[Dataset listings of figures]
○ ○ ○ ○

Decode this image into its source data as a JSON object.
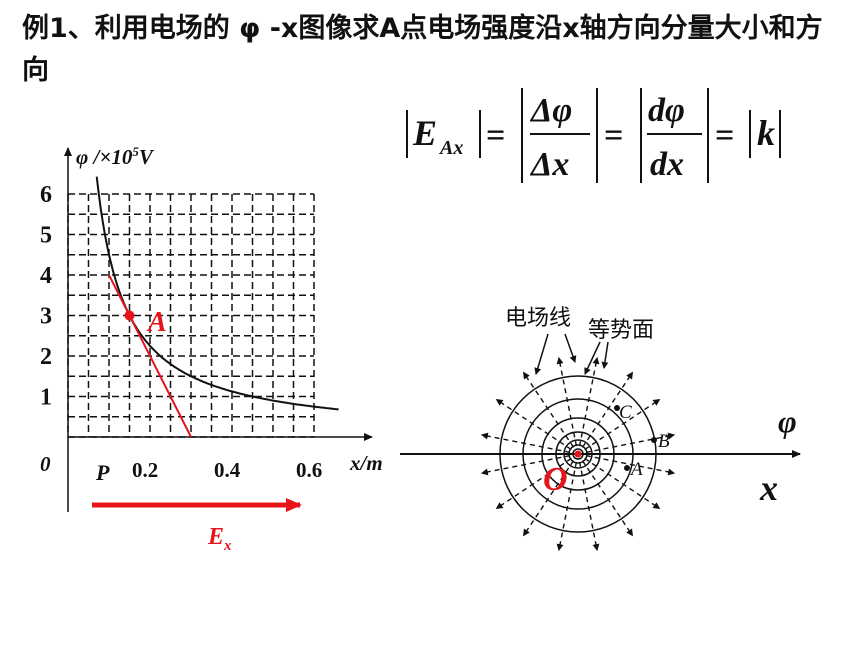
{
  "title": "例1、利用电场的 φ -x图像求A点电场强度沿x轴方向分量大小和方向",
  "formula": {
    "lhs": "E",
    "lhs_sub": "Ax",
    "frac1_num": "Δφ",
    "frac1_den": "Δx",
    "frac2_num": "dφ",
    "frac2_den": "dx",
    "rhs": "k"
  },
  "graph": {
    "y_axis_label": "φ /×10",
    "y_axis_exp": "5",
    "y_axis_unit": "V",
    "x_axis_label": "x/m",
    "origin_label": "0",
    "y_ticks": [
      "1",
      "2",
      "3",
      "4",
      "5",
      "6"
    ],
    "x_ticks": [
      "0.2",
      "0.4",
      "0.6"
    ],
    "point_label": "A",
    "p_label": "P",
    "field_label": "E",
    "field_sub": "x",
    "curve_color": "#111111",
    "accent_color": "#e8141b"
  },
  "chart_data": {
    "type": "line",
    "xlabel": "x/m",
    "ylabel": "φ /×10^5 V",
    "xlim": [
      0,
      0.7
    ],
    "ylim": [
      0,
      6.5
    ],
    "x_ticks": [
      0.2,
      0.4,
      0.6
    ],
    "y_ticks": [
      1,
      2,
      3,
      4,
      5,
      6
    ],
    "grid": true,
    "series": [
      {
        "x": [
          0.07,
          0.1,
          0.15,
          0.2,
          0.25,
          0.3,
          0.4,
          0.5,
          0.6,
          0.66
        ],
        "y": [
          6.5,
          4.5,
          3.0,
          2.25,
          1.8,
          1.5,
          1.13,
          0.9,
          0.75,
          0.68
        ]
      }
    ],
    "point": {
      "label": "A",
      "x": 0.15,
      "y": 3.0
    },
    "tangent": {
      "x": [
        0.1,
        0.3
      ],
      "y": [
        4.0,
        0.0
      ]
    }
  },
  "field_diagram": {
    "field_line_label": "电场线",
    "equipotential_label": "等势面",
    "labels": [
      "C",
      "B",
      "A"
    ],
    "origin_label": "O",
    "phi_axis_label": "φ",
    "x_axis_label": "x"
  }
}
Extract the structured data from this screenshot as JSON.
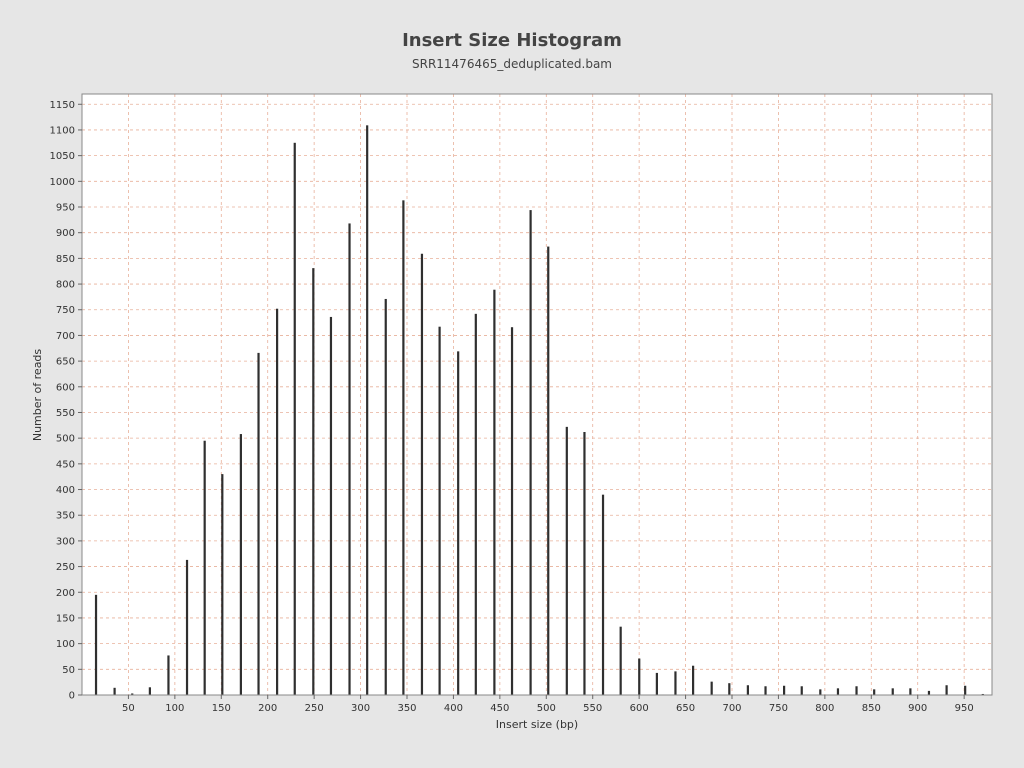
{
  "chart_data": {
    "type": "bar",
    "title": "Insert Size Histogram",
    "subtitle": "SRR11476465_deduplicated.bam",
    "xlabel": "Insert size (bp)",
    "ylabel": "Number of reads",
    "xlim": [
      0,
      980
    ],
    "ylim": [
      0,
      1170
    ],
    "xticks": [
      50,
      100,
      150,
      200,
      250,
      300,
      350,
      400,
      450,
      500,
      550,
      600,
      650,
      700,
      750,
      800,
      850,
      900,
      950
    ],
    "yticks": [
      0,
      50,
      100,
      150,
      200,
      250,
      300,
      350,
      400,
      450,
      500,
      550,
      600,
      650,
      700,
      750,
      800,
      850,
      900,
      950,
      1000,
      1050,
      1100,
      1150
    ],
    "grid": true,
    "x": [
      15,
      35,
      54,
      73,
      93,
      113,
      132,
      151,
      171,
      190,
      210,
      229,
      249,
      268,
      288,
      307,
      327,
      346,
      366,
      385,
      405,
      424,
      444,
      463,
      483,
      502,
      522,
      541,
      561,
      580,
      600,
      619,
      639,
      658,
      678,
      697,
      717,
      736,
      756,
      775,
      795,
      814,
      834,
      853,
      873,
      892,
      912,
      931,
      951,
      970
    ],
    "values": [
      195,
      14,
      3,
      15,
      77,
      263,
      495,
      430,
      508,
      666,
      752,
      1075,
      831,
      736,
      918,
      1109,
      771,
      963,
      859,
      717,
      669,
      742,
      789,
      716,
      944,
      873,
      522,
      512,
      390,
      133,
      71,
      43,
      46,
      57,
      26,
      23,
      19,
      17,
      18,
      17,
      11,
      13,
      17,
      11,
      13,
      13,
      8,
      19,
      18,
      2
    ],
    "bar_color": "#2f2f2f",
    "grid_color": "#e8b09a",
    "plot_bg": "#ffffff"
  }
}
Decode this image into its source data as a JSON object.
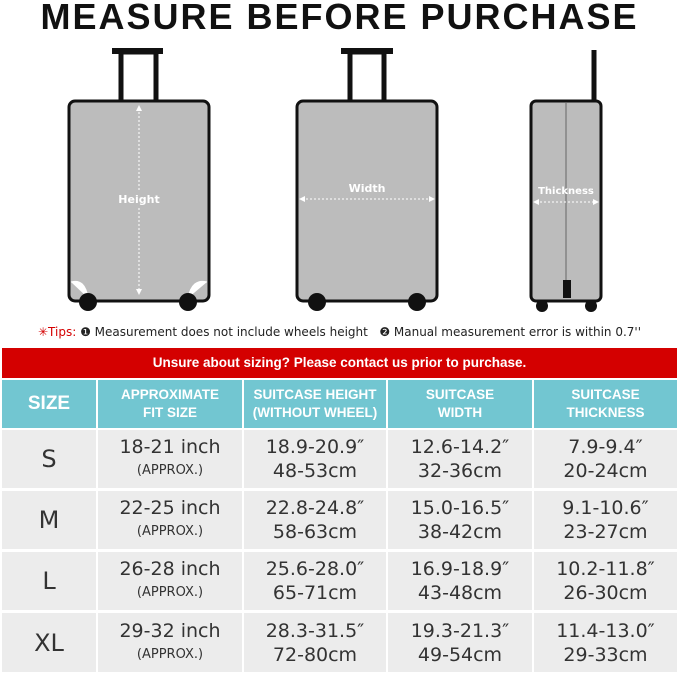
{
  "title": "MEASURE BEFORE PURCHASE",
  "diagram": {
    "height_label": "Height",
    "width_label": "Width",
    "thickness_label": "Thickness"
  },
  "tips": {
    "label": "✳Tips:",
    "tip1": "❶ Measurement does not include wheels height",
    "tip2": "❷ Manual measurement error is within 0.7''"
  },
  "banner": "Unsure about sizing? Please contact us prior to purchase.",
  "colors": {
    "banner": "#d40000",
    "header": "#72c6d1",
    "cell": "#ececec"
  },
  "table": {
    "headers": [
      [
        "SIZE"
      ],
      [
        "APPROXIMATE",
        "FIT SIZE"
      ],
      [
        "SUITCASE HEIGHT",
        "(WITHOUT WHEEL)"
      ],
      [
        "SUITCASE",
        "WIDTH"
      ],
      [
        "SUITCASE",
        "THICKNESS"
      ]
    ],
    "rows": [
      {
        "size": "S",
        "fit": "18-21 inch",
        "approx": "(APPROX.)",
        "height": [
          "18.9-20.9″",
          "48-53cm"
        ],
        "width": [
          "12.6-14.2″",
          "32-36cm"
        ],
        "thickness": [
          "7.9-9.4″",
          "20-24cm"
        ]
      },
      {
        "size": "M",
        "fit": "22-25 inch",
        "approx": "(APPROX.)",
        "height": [
          "22.8-24.8″",
          "58-63cm"
        ],
        "width": [
          "15.0-16.5″",
          "38-42cm"
        ],
        "thickness": [
          "9.1-10.6″",
          "23-27cm"
        ]
      },
      {
        "size": "L",
        "fit": "26-28 inch",
        "approx": "(APPROX.)",
        "height": [
          "25.6-28.0″",
          "65-71cm"
        ],
        "width": [
          "16.9-18.9″",
          "43-48cm"
        ],
        "thickness": [
          "10.2-11.8″",
          "26-30cm"
        ]
      },
      {
        "size": "XL",
        "fit": "29-32 inch",
        "approx": "(APPROX.)",
        "height": [
          "28.3-31.5″",
          "72-80cm"
        ],
        "width": [
          "19.3-21.3″",
          "49-54cm"
        ],
        "thickness": [
          "11.4-13.0″",
          "29-33cm"
        ]
      }
    ]
  }
}
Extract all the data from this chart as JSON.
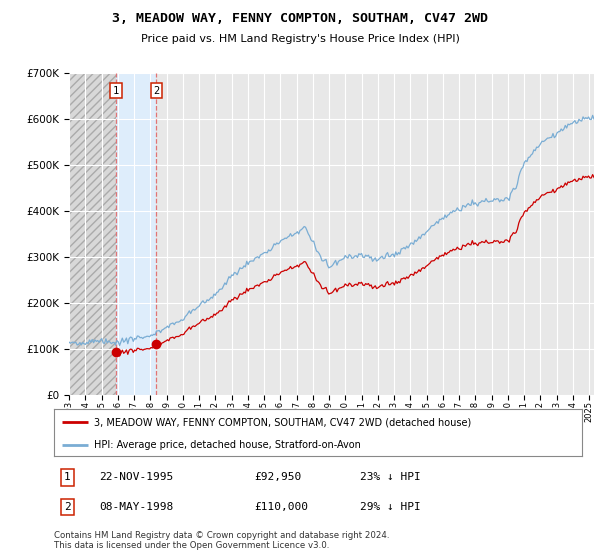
{
  "title": "3, MEADOW WAY, FENNY COMPTON, SOUTHAM, CV47 2WD",
  "subtitle": "Price paid vs. HM Land Registry's House Price Index (HPI)",
  "background_color": "#ffffff",
  "plot_bg_color": "#e8e8e8",
  "grid_color": "#ffffff",
  "hpi_color": "#7aadd4",
  "sale_color": "#cc0000",
  "highlight_color": "#ddeeff",
  "sale1_date": 1995.9,
  "sale1_price": 92950,
  "sale2_date": 1998.37,
  "sale2_price": 110000,
  "sale1_info": "22-NOV-1995",
  "sale1_amount": "£92,950",
  "sale1_hpi": "23% ↓ HPI",
  "sale2_info": "08-MAY-1998",
  "sale2_amount": "£110,000",
  "sale2_hpi": "29% ↓ HPI",
  "legend_label1": "3, MEADOW WAY, FENNY COMPTON, SOUTHAM, CV47 2WD (detached house)",
  "legend_label2": "HPI: Average price, detached house, Stratford-on-Avon",
  "footer": "Contains HM Land Registry data © Crown copyright and database right 2024.\nThis data is licensed under the Open Government Licence v3.0.",
  "ylim_max": 700000,
  "ylim_min": 0,
  "xmin": 1993,
  "xmax": 2025.3
}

○ ○ ○ ○

### Problem statement
Print every entry above again without changing a word, and omit the pictures.

### Answer to this problem
Decode this image into its source data as a JSON object.
{
  "title": "例1、利用电场的 φ -x图像求A点电场强度沿x轴方向分量大小和方向",
  "formula": {
    "lhs": "E",
    "lhs_sub": "Ax",
    "frac1_num": "Δφ",
    "frac1_den": "Δx",
    "frac2_num": "dφ",
    "frac2_den": "dx",
    "rhs": "k"
  },
  "graph": {
    "y_axis_label": "φ /×10",
    "y_axis_exp": "5",
    "y_axis_unit": "V",
    "x_axis_label": "x/m",
    "origin_label": "0",
    "y_ticks": [
      "1",
      "2",
      "3",
      "4",
      "5",
      "6"
    ],
    "x_ticks": [
      "0.2",
      "0.4",
      "0.6"
    ],
    "point_label": "A",
    "p_label": "P",
    "field_label": "E",
    "field_sub": "x",
    "curve_color": "#111111",
    "accent_color": "#e8141b"
  },
  "chart_data": {
    "type": "line",
    "xlabel": "x/m",
    "ylabel": "φ /×10^5 V",
    "xlim": [
      0,
      0.7
    ],
    "ylim": [
      0,
      6.5
    ],
    "x_ticks": [
      0.2,
      0.4,
      0.6
    ],
    "y_ticks": [
      1,
      2,
      3,
      4,
      5,
      6
    ],
    "grid": true,
    "series": [
      {
        "x": [
          0.07,
          0.1,
          0.15,
          0.2,
          0.25,
          0.3,
          0.4,
          0.5,
          0.6,
          0.66
        ],
        "y": [
          6.5,
          4.5,
          3.0,
          2.25,
          1.8,
          1.5,
          1.13,
          0.9,
          0.75,
          0.68
        ]
      }
    ],
    "point": {
      "label": "A",
      "x": 0.15,
      "y": 3.0
    },
    "tangent": {
      "x": [
        0.1,
        0.3
      ],
      "y": [
        4.0,
        0.0
      ]
    }
  },
  "field_diagram": {
    "field_line_label": "电场线",
    "equipotential_label": "等势面",
    "labels": [
      "C",
      "B",
      "A"
    ],
    "origin_label": "O",
    "phi_axis_label": "φ",
    "x_axis_label": "x"
  }
}
Extract the structured data from this screenshot as JSON.
{
  "chart_data": {
    "type": "bar",
    "title": "Insert Size Histogram",
    "subtitle": "SRR11476465_deduplicated.bam",
    "xlabel": "Insert size (bp)",
    "ylabel": "Number of reads",
    "xlim": [
      0,
      980
    ],
    "ylim": [
      0,
      1170
    ],
    "xticks": [
      50,
      100,
      150,
      200,
      250,
      300,
      350,
      400,
      450,
      500,
      550,
      600,
      650,
      700,
      750,
      800,
      850,
      900,
      950
    ],
    "yticks": [
      0,
      50,
      100,
      150,
      200,
      250,
      300,
      350,
      400,
      450,
      500,
      550,
      600,
      650,
      700,
      750,
      800,
      850,
      900,
      950,
      1000,
      1050,
      1100,
      1150
    ],
    "grid": true,
    "x": [
      15,
      35,
      54,
      73,
      93,
      113,
      132,
      151,
      171,
      190,
      210,
      229,
      249,
      268,
      288,
      307,
      327,
      346,
      366,
      385,
      405,
      424,
      444,
      463,
      483,
      502,
      522,
      541,
      561,
      580,
      600,
      619,
      639,
      658,
      678,
      697,
      717,
      736,
      756,
      775,
      795,
      814,
      834,
      853,
      873,
      892,
      912,
      931,
      951,
      970
    ],
    "values": [
      195,
      14,
      3,
      15,
      77,
      263,
      495,
      430,
      508,
      666,
      752,
      1075,
      831,
      736,
      918,
      1109,
      771,
      963,
      859,
      717,
      669,
      742,
      789,
      716,
      944,
      873,
      522,
      512,
      390,
      133,
      71,
      43,
      46,
      57,
      26,
      23,
      19,
      17,
      18,
      17,
      11,
      13,
      17,
      11,
      13,
      13,
      8,
      19,
      18,
      2
    ],
    "bar_color": "#2f2f2f",
    "grid_color": "#e8b09a",
    "plot_bg": "#ffffff"
  }
}
Decode this image into its source data as a JSON object.
{
  "title": "MEASURE BEFORE PURCHASE",
  "diagram": {
    "height_label": "Height",
    "width_label": "Width",
    "thickness_label": "Thickness"
  },
  "tips": {
    "label": "✳Tips:",
    "tip1": "❶ Measurement does not include wheels height",
    "tip2": "❷ Manual measurement error is within 0.7''"
  },
  "banner": "Unsure about sizing? Please contact us prior to purchase.",
  "colors": {
    "banner": "#d40000",
    "header": "#72c6d1",
    "cell": "#ececec"
  },
  "table": {
    "headers": [
      [
        "SIZE"
      ],
      [
        "APPROXIMATE",
        "FIT SIZE"
      ],
      [
        "SUITCASE HEIGHT",
        "(WITHOUT WHEEL)"
      ],
      [
        "SUITCASE",
        "WIDTH"
      ],
      [
        "SUITCASE",
        "THICKNESS"
      ]
    ],
    "rows": [
      {
        "size": "S",
        "fit": "18-21 inch",
        "approx": "(APPROX.)",
        "height": [
          "18.9-20.9″",
          "48-53cm"
        ],
        "width": [
          "12.6-14.2″",
          "32-36cm"
        ],
        "thickness": [
          "7.9-9.4″",
          "20-24cm"
        ]
      },
      {
        "size": "M",
        "fit": "22-25 inch",
        "approx": "(APPROX.)",
        "height": [
          "22.8-24.8″",
          "58-63cm"
        ],
        "width": [
          "15.0-16.5″",
          "38-42cm"
        ],
        "thickness": [
          "9.1-10.6″",
          "23-27cm"
        ]
      },
      {
        "size": "L",
        "fit": "26-28 inch",
        "approx": "(APPROX.)",
        "height": [
          "25.6-28.0″",
          "65-71cm"
        ],
        "width": [
          "16.9-18.9″",
          "43-48cm"
        ],
        "thickness": [
          "10.2-11.8″",
          "26-30cm"
        ]
      },
      {
        "size": "XL",
        "fit": "29-32 inch",
        "approx": "(APPROX.)",
        "height": [
          "28.3-31.5″",
          "72-80cm"
        ],
        "width": [
          "19.3-21.3″",
          "49-54cm"
        ],
        "thickness": [
          "11.4-13.0″",
          "29-33cm"
        ]
      }
    ]
  }
}
Extract all the data from this chart as JSON.
{
  "title": "3, MEADOW WAY, FENNY COMPTON, SOUTHAM, CV47 2WD",
  "subtitle": "Price paid vs. HM Land Registry's House Price Index (HPI)",
  "background_color": "#ffffff",
  "plot_bg_color": "#e8e8e8",
  "grid_color": "#ffffff",
  "hpi_color": "#7aadd4",
  "sale_color": "#cc0000",
  "highlight_color": "#ddeeff",
  "sale1_date": 1995.9,
  "sale1_price": 92950,
  "sale2_date": 1998.37,
  "sale2_price": 110000,
  "sale1_info": "22-NOV-1995",
  "sale1_amount": "£92,950",
  "sale1_hpi": "23% ↓ HPI",
  "sale2_info": "08-MAY-1998",
  "sale2_amount": "£110,000",
  "sale2_hpi": "29% ↓ HPI",
  "legend_label1": "3, MEADOW WAY, FENNY COMPTON, SOUTHAM, CV47 2WD (detached house)",
  "legend_label2": "HPI: Average price, detached house, Stratford-on-Avon",
  "footer": "Contains HM Land Registry data © Crown copyright and database right 2024.\nThis data is licensed under the Open Government Licence v3.0.",
  "ylim_max": 700000,
  "ylim_min": 0,
  "xmin": 1993,
  "xmax": 2025.3
}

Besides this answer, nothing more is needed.